PROVIDED RECORDS:
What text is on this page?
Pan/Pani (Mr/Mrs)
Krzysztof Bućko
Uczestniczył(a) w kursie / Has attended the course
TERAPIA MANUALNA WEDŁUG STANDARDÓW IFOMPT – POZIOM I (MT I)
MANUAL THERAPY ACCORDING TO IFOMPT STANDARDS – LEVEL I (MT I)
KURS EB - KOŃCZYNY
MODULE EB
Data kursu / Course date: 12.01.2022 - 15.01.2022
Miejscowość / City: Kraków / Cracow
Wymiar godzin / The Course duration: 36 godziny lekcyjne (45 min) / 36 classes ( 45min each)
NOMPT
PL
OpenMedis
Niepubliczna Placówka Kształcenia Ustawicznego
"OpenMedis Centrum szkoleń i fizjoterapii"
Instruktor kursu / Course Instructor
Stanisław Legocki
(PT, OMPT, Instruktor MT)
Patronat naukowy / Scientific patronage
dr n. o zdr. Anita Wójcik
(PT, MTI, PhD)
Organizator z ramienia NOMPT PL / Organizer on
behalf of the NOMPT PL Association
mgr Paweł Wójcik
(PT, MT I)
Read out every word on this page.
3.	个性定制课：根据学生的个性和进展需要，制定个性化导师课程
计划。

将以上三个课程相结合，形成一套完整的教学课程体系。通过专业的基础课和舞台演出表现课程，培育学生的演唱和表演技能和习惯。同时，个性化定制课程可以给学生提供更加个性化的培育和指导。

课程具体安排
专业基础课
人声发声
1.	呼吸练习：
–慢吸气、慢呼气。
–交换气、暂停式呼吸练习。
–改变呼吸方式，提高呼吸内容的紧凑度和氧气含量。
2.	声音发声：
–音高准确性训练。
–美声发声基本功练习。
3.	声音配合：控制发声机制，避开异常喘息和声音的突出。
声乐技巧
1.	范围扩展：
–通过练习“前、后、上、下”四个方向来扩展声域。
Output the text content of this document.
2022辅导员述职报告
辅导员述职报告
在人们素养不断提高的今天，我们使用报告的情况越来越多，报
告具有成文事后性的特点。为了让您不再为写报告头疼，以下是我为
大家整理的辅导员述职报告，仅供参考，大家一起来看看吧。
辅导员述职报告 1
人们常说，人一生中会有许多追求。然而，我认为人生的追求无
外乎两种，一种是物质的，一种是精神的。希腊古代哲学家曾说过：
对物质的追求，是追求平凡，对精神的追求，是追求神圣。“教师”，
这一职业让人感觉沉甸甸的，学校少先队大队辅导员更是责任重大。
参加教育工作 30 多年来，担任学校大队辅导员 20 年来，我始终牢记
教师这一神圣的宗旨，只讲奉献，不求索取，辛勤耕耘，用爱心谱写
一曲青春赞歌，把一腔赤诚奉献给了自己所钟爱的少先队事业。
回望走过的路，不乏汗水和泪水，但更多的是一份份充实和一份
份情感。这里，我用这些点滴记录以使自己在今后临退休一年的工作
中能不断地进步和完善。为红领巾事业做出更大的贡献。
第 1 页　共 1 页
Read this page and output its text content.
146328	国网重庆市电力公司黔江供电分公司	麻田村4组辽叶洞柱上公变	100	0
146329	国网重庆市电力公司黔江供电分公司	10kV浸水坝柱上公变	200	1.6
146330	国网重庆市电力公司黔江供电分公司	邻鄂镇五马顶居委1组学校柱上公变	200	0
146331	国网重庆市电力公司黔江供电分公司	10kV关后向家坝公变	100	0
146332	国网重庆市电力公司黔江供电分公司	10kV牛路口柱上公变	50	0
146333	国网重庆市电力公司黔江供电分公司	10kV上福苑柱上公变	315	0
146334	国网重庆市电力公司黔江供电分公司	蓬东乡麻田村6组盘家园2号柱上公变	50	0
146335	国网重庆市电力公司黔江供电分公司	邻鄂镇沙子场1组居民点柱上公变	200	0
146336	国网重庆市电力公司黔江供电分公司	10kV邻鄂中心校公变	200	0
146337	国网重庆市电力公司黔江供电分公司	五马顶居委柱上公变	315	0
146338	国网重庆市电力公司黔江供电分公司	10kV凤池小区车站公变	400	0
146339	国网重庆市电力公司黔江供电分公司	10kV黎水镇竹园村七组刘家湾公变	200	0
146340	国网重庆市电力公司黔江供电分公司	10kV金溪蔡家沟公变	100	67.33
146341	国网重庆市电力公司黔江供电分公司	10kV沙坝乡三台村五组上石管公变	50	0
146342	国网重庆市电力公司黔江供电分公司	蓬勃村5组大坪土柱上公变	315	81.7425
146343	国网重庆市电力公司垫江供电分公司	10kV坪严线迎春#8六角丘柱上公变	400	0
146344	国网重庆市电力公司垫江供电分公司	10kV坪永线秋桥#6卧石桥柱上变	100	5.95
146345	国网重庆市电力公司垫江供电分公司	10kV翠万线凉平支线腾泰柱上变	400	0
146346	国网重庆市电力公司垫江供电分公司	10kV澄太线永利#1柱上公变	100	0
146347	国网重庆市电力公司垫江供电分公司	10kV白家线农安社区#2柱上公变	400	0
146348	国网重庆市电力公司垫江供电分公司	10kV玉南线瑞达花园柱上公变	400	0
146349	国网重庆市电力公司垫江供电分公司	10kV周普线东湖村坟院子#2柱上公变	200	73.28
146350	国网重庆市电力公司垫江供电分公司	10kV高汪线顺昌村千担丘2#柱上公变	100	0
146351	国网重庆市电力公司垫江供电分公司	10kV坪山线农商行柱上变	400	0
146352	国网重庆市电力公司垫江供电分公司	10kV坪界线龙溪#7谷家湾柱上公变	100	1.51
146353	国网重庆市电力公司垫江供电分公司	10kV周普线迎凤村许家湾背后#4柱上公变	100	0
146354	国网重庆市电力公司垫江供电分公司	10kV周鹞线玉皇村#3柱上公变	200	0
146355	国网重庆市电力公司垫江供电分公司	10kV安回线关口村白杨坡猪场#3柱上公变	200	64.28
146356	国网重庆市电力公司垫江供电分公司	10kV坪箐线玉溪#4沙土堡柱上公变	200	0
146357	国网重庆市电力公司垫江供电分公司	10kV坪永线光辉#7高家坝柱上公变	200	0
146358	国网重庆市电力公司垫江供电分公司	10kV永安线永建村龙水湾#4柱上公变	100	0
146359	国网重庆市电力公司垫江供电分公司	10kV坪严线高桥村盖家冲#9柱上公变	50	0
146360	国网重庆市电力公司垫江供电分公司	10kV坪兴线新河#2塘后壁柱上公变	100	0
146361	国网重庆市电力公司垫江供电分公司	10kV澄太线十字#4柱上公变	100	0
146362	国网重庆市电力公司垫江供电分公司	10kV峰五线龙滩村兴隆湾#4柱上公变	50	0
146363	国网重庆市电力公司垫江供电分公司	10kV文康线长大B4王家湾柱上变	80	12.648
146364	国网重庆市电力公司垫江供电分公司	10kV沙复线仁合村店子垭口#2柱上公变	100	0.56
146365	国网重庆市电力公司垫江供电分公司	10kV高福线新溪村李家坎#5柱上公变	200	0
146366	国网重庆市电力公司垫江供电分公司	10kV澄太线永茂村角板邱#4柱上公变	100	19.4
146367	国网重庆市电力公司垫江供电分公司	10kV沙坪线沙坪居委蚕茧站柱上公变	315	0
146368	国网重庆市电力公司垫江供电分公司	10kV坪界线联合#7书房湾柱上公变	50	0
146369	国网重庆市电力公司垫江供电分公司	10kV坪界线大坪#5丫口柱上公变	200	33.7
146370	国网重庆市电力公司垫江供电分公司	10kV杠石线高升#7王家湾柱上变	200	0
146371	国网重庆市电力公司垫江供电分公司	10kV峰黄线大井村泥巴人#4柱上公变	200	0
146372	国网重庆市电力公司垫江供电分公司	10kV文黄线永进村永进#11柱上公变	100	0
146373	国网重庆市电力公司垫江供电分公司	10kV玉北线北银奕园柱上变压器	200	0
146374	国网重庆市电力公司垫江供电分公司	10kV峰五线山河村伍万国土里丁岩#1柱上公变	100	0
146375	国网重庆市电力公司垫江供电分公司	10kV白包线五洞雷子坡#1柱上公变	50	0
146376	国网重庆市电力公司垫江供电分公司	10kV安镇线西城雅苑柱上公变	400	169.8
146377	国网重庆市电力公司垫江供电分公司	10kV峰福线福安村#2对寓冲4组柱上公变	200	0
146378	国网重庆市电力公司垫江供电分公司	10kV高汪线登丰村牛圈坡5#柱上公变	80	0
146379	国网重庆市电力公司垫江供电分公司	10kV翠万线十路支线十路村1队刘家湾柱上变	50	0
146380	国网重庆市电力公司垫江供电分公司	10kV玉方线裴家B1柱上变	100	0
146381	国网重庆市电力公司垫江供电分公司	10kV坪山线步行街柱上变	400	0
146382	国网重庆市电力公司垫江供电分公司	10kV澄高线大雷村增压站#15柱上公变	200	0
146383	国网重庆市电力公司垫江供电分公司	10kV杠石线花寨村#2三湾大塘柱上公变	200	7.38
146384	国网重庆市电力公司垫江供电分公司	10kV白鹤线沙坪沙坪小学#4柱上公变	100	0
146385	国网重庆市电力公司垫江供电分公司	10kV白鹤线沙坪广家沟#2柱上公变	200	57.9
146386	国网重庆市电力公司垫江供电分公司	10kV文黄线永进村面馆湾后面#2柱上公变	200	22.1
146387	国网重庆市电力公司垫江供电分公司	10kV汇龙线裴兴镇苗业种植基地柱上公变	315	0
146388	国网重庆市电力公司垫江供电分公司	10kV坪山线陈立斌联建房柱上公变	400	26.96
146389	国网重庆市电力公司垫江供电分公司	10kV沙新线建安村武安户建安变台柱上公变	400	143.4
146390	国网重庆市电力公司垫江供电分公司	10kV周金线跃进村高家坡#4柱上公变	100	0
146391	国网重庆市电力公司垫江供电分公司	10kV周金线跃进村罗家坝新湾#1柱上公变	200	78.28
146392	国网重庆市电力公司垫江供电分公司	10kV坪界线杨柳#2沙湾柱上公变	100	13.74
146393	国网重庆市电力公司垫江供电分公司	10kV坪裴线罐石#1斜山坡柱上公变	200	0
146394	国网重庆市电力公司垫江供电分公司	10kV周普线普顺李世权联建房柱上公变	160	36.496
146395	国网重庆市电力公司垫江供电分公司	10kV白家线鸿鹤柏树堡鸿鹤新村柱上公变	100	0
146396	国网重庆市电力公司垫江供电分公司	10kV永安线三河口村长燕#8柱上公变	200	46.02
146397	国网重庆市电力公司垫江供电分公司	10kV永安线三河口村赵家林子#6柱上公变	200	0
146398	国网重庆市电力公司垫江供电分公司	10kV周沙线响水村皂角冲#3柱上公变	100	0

DESCRIPTION OF THE TASK:
Take every line above carrying "NOMPT" and return it.

EXPECTED OUTPUT:
NOMPT
Organizator z ramienia NOMPT PL / Organizer on
behalf of the NOMPT PL Association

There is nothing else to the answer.